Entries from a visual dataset
===

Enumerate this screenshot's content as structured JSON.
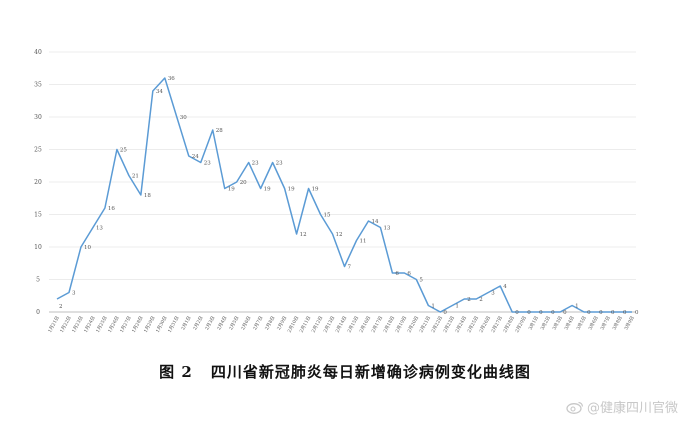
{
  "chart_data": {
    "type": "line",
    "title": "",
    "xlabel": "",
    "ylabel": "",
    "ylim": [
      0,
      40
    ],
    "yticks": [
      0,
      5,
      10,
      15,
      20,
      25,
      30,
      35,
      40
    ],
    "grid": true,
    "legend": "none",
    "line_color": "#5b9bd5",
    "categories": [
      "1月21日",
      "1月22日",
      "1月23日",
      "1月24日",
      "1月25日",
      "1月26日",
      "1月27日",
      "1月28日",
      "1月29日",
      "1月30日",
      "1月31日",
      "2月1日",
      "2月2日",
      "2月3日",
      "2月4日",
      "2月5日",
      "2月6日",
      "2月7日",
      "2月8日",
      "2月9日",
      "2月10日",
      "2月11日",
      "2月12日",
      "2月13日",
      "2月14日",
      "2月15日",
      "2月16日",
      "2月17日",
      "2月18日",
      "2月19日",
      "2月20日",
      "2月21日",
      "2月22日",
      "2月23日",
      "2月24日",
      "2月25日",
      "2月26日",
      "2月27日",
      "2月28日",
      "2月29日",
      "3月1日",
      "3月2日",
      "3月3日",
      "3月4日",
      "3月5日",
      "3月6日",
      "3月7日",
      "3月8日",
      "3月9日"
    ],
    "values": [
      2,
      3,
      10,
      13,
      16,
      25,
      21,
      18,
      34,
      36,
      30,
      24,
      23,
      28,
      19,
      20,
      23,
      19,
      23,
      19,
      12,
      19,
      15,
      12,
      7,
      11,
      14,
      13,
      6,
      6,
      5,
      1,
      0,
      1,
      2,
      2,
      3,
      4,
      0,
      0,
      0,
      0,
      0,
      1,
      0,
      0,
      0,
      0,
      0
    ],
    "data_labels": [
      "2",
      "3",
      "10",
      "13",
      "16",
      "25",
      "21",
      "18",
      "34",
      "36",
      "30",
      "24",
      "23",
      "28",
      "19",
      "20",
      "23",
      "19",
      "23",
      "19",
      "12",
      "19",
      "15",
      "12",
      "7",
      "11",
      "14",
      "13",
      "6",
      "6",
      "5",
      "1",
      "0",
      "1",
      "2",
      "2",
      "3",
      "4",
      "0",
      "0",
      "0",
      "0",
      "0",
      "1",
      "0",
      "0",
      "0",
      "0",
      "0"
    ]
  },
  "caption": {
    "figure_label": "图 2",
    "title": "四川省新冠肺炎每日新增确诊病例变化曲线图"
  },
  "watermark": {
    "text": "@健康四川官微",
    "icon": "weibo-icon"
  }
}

===

Leave out the pictures and output every record above precisely as given.

Enumerate this screenshot's content as structured JSON.
{
  "chart_data": {
    "type": "line",
    "title": "",
    "xlabel": "",
    "ylabel": "",
    "ylim": [
      0,
      40
    ],
    "yticks": [
      0,
      5,
      10,
      15,
      20,
      25,
      30,
      35,
      40
    ],
    "grid": true,
    "legend": "none",
    "line_color": "#5b9bd5",
    "categories": [
      "1月21日",
      "1月22日",
      "1月23日",
      "1月24日",
      "1月25日",
      "1月26日",
      "1月27日",
      "1月28日",
      "1月29日",
      "1月30日",
      "1月31日",
      "2月1日",
      "2月2日",
      "2月3日",
      "2月4日",
      "2月5日",
      "2月6日",
      "2月7日",
      "2月8日",
      "2月9日",
      "2月10日",
      "2月11日",
      "2月12日",
      "2月13日",
      "2月14日",
      "2月15日",
      "2月16日",
      "2月17日",
      "2月18日",
      "2月19日",
      "2月20日",
      "2月21日",
      "2月22日",
      "2月23日",
      "2月24日",
      "2月25日",
      "2月26日",
      "2月27日",
      "2月28日",
      "2月29日",
      "3月1日",
      "3月2日",
      "3月3日",
      "3月4日",
      "3月5日",
      "3月6日",
      "3月7日",
      "3月8日",
      "3月9日"
    ],
    "values": [
      2,
      3,
      10,
      13,
      16,
      25,
      21,
      18,
      34,
      36,
      30,
      24,
      23,
      28,
      19,
      20,
      23,
      19,
      23,
      19,
      12,
      19,
      15,
      12,
      7,
      11,
      14,
      13,
      6,
      6,
      5,
      1,
      0,
      1,
      2,
      2,
      3,
      4,
      0,
      0,
      0,
      0,
      0,
      1,
      0,
      0,
      0,
      0,
      0
    ],
    "data_labels": [
      "2",
      "3",
      "10",
      "13",
      "16",
      "25",
      "21",
      "18",
      "34",
      "36",
      "30",
      "24",
      "23",
      "28",
      "19",
      "20",
      "23",
      "19",
      "23",
      "19",
      "12",
      "19",
      "15",
      "12",
      "7",
      "11",
      "14",
      "13",
      "6",
      "6",
      "5",
      "1",
      "0",
      "1",
      "2",
      "2",
      "3",
      "4",
      "0",
      "0",
      "0",
      "0",
      "0",
      "1",
      "0",
      "0",
      "0",
      "0",
      "0"
    ]
  },
  "caption": {
    "figure_label": "图 2",
    "title": "四川省新冠肺炎每日新增确诊病例变化曲线图"
  },
  "watermark": {
    "text": "@健康四川官微",
    "icon": "weibo-icon"
  }
}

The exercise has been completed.